* begin DATA TO USE *

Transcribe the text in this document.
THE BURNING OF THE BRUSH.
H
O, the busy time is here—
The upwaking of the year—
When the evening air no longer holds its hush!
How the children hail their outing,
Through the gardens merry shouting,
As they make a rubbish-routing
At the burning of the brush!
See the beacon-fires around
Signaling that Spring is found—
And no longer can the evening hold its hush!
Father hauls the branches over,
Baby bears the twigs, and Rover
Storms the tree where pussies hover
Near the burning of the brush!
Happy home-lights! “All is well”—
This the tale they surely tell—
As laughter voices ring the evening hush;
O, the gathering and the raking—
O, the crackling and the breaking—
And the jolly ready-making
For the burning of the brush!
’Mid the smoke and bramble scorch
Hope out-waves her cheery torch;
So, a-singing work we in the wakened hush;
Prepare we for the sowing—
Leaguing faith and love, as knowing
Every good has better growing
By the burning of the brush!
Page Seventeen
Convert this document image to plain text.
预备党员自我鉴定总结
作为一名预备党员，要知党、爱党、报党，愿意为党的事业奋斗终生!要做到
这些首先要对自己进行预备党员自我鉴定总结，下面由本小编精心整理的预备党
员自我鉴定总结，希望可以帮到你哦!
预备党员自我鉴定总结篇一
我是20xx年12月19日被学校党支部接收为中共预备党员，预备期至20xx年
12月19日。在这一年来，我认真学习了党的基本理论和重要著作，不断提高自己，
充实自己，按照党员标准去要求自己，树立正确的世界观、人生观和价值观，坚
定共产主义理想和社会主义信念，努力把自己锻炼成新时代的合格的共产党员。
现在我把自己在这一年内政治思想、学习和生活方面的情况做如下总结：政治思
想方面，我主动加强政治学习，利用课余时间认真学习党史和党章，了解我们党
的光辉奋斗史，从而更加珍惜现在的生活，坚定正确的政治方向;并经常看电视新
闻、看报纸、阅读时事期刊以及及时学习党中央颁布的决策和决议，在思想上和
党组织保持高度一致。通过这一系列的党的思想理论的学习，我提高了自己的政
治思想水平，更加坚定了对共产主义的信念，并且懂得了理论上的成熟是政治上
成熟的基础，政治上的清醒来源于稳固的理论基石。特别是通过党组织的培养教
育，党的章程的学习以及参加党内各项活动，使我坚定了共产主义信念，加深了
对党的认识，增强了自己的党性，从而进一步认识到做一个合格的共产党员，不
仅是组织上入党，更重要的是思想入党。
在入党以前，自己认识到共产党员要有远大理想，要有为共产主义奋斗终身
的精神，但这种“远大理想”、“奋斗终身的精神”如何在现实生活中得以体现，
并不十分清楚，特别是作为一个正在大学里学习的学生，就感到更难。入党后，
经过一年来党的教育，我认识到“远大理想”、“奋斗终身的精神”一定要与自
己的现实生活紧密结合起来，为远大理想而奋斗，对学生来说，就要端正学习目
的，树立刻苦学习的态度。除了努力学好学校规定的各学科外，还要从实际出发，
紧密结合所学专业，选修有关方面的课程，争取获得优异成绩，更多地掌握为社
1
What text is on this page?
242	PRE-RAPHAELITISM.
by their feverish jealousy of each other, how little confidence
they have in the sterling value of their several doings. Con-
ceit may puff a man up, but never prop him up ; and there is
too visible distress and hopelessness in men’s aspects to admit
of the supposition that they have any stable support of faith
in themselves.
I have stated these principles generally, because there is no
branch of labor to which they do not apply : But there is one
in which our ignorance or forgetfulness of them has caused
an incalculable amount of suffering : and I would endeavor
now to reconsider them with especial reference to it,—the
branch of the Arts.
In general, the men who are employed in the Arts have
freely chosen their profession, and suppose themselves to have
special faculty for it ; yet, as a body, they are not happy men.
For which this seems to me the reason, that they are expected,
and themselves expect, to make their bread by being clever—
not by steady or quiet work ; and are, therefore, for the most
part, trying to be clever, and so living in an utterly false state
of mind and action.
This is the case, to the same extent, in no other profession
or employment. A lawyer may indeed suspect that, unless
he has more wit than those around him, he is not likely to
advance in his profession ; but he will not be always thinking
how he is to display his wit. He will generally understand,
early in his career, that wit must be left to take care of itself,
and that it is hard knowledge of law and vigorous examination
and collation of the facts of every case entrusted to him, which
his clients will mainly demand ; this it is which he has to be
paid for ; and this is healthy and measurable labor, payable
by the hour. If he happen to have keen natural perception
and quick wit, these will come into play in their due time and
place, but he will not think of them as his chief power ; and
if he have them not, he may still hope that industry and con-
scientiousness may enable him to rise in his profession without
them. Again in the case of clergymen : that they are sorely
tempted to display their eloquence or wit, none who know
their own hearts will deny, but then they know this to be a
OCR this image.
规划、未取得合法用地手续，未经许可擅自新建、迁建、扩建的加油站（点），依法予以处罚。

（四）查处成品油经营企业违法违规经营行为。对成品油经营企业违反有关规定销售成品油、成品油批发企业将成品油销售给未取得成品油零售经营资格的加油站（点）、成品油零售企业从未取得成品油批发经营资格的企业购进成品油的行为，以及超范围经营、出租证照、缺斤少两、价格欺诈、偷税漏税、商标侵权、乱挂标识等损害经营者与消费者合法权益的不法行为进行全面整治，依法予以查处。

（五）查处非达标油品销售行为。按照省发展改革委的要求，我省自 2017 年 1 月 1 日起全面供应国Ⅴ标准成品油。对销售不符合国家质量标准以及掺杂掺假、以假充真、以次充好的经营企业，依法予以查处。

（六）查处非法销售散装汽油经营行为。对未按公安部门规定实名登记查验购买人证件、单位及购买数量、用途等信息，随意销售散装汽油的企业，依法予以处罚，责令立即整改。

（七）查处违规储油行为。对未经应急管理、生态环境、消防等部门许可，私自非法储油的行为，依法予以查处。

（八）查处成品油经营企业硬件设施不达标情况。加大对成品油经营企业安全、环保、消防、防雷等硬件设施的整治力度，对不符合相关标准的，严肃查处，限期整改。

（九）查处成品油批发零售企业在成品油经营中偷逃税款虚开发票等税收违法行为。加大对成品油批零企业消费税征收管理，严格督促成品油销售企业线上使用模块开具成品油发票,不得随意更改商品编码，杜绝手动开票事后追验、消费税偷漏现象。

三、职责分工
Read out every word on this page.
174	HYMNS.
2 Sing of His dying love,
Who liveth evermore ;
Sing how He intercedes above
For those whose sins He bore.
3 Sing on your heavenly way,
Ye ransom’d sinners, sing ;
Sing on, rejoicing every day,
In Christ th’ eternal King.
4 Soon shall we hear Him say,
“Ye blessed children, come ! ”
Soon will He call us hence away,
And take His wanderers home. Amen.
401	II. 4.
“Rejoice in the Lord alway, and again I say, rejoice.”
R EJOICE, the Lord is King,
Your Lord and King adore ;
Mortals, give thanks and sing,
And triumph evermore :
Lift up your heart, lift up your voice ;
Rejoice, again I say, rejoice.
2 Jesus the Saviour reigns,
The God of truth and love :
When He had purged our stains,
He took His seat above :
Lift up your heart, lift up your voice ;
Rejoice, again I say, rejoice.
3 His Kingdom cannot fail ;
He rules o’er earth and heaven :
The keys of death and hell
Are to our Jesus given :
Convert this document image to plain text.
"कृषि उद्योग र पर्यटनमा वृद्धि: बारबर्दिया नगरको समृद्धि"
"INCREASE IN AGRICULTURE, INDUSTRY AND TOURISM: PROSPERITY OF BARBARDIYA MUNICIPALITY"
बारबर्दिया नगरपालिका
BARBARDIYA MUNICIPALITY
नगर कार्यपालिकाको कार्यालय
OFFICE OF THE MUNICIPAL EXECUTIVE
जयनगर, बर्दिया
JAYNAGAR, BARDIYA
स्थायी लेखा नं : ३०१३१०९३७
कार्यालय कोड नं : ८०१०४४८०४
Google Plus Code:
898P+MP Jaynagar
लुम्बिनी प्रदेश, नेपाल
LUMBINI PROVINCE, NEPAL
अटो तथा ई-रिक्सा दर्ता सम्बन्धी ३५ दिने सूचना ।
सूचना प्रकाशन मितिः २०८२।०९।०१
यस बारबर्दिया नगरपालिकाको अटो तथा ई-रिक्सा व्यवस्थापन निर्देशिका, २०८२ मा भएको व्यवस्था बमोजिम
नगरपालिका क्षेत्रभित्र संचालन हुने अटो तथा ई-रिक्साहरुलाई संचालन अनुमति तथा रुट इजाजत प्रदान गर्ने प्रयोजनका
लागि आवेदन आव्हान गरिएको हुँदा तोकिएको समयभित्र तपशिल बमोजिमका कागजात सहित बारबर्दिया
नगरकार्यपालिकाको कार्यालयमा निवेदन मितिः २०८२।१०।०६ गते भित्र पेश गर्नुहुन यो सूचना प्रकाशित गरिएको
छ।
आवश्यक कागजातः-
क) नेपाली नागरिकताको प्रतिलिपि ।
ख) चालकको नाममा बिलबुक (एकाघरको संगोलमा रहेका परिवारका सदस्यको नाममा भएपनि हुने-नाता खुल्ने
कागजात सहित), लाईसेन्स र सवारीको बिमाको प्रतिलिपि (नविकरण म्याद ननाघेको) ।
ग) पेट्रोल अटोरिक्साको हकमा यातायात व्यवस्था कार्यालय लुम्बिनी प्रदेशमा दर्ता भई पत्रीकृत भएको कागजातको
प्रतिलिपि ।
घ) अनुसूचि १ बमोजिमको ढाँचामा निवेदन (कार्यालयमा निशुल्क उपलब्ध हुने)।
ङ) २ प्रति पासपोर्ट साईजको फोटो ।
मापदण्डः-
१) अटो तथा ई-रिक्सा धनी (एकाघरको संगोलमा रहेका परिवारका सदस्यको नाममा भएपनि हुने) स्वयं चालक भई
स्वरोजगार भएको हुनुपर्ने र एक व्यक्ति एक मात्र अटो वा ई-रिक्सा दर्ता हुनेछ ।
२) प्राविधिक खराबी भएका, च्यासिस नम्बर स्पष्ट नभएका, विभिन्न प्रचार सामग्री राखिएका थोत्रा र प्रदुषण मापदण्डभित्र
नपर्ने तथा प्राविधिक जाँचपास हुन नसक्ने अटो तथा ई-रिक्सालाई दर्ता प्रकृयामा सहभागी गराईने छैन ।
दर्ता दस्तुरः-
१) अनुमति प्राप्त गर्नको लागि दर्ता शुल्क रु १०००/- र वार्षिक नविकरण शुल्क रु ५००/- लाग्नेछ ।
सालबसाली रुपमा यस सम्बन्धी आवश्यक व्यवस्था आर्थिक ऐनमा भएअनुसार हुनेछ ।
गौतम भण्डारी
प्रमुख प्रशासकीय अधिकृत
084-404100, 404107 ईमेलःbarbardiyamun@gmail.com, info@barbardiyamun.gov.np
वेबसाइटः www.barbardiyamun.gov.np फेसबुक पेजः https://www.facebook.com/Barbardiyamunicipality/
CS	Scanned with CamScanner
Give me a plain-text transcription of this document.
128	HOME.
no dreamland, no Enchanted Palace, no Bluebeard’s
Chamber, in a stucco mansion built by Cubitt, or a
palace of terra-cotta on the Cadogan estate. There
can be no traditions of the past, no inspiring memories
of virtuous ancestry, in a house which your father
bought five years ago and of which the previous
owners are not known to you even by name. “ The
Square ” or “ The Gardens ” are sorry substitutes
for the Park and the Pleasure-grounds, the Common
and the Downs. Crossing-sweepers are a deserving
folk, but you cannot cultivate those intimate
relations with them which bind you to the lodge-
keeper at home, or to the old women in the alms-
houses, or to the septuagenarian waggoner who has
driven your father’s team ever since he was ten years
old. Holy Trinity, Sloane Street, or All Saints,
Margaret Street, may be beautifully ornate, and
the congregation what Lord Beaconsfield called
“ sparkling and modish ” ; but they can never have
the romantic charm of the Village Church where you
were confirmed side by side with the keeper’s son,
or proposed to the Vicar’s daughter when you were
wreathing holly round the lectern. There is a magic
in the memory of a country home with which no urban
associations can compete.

* end DATA TO USE *

**EXERCISE OBJECTIVE**:
Take every line from the one containing "Give me a plain-text" to the end of the listing and output it exactly, with nothing else.

**EXPECTED ANSWER**:
Give me a plain-text transcription of this document.
128	HOME.
no dreamland, no Enchanted Palace, no Bluebeard’s
Chamber, in a stucco mansion built by Cubitt, or a
palace of terra-cotta on the Cadogan estate. There
can be no traditions of the past, no inspiring memories
of virtuous ancestry, in a house which your father
bought five years ago and of which the previous
owners are not known to you even by name. “ The
Square ” or “ The Gardens ” are sorry substitutes
for the Park and the Pleasure-grounds, the Common
and the Downs. Crossing-sweepers are a deserving
folk, but you cannot cultivate those intimate
relations with them which bind you to the lodge-
keeper at home, or to the old women in the alms-
houses, or to the septuagenarian waggoner who has
driven your father’s team ever since he was ten years
old. Holy Trinity, Sloane Street, or All Saints,
Margaret Street, may be beautifully ornate, and
the congregation what Lord Beaconsfield called
“ sparkling and modish ” ; but they can never have
the romantic charm of the Village Church where you
were confirmed side by side with the keeper’s son,
or proposed to the Vicar’s daughter when you were
wreathing holly round the lectern. There is a magic
in the memory of a country home with which no urban
associations can compete.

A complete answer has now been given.